# Short exercise
Leaving out every picture, quote the data below exactly as it appears.

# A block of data
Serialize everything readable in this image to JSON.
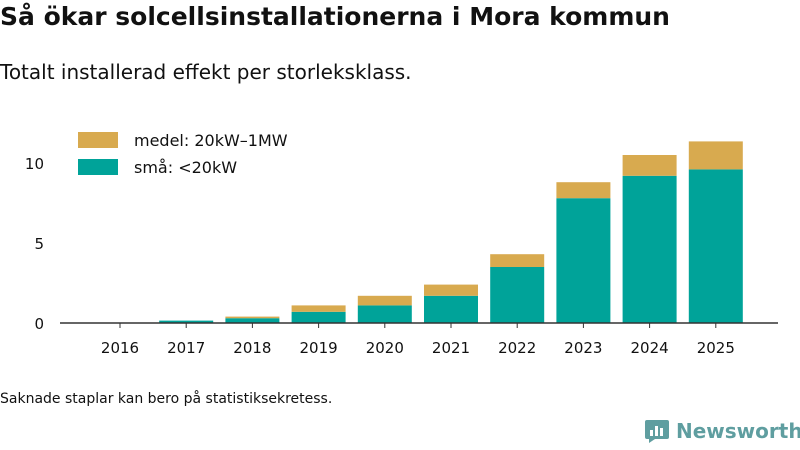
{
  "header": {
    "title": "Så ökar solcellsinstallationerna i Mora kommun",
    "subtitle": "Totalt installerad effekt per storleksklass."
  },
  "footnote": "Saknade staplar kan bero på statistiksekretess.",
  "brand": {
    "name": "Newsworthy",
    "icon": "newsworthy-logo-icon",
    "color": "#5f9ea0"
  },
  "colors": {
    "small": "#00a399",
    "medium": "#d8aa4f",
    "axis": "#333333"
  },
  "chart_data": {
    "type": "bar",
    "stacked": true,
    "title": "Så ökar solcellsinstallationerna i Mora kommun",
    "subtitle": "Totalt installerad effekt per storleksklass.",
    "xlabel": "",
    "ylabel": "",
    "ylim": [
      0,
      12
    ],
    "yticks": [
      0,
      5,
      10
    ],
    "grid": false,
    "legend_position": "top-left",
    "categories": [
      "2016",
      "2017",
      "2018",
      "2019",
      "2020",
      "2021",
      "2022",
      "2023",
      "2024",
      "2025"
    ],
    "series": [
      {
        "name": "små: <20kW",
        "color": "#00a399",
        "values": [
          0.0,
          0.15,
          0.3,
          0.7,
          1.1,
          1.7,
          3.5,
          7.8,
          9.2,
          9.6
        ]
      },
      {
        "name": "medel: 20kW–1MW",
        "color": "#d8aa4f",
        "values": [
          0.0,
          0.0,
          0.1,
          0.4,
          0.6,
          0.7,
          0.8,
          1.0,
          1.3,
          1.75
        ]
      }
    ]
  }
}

# Answer
Serialize everything readable in this image to JSON.
{
  "header": {
    "title": "Så ökar solcellsinstallationerna i Mora kommun",
    "subtitle": "Totalt installerad effekt per storleksklass."
  },
  "footnote": "Saknade staplar kan bero på statistiksekretess.",
  "brand": {
    "name": "Newsworthy",
    "icon": "newsworthy-logo-icon",
    "color": "#5f9ea0"
  },
  "colors": {
    "small": "#00a399",
    "medium": "#d8aa4f",
    "axis": "#333333"
  },
  "chart_data": {
    "type": "bar",
    "stacked": true,
    "title": "Så ökar solcellsinstallationerna i Mora kommun",
    "subtitle": "Totalt installerad effekt per storleksklass.",
    "xlabel": "",
    "ylabel": "",
    "ylim": [
      0,
      12
    ],
    "yticks": [
      0,
      5,
      10
    ],
    "grid": false,
    "legend_position": "top-left",
    "categories": [
      "2016",
      "2017",
      "2018",
      "2019",
      "2020",
      "2021",
      "2022",
      "2023",
      "2024",
      "2025"
    ],
    "series": [
      {
        "name": "små: <20kW",
        "color": "#00a399",
        "values": [
          0.0,
          0.15,
          0.3,
          0.7,
          1.1,
          1.7,
          3.5,
          7.8,
          9.2,
          9.6
        ]
      },
      {
        "name": "medel: 20kW–1MW",
        "color": "#d8aa4f",
        "values": [
          0.0,
          0.0,
          0.1,
          0.4,
          0.6,
          0.7,
          0.8,
          1.0,
          1.3,
          1.75
        ]
      }
    ]
  }
}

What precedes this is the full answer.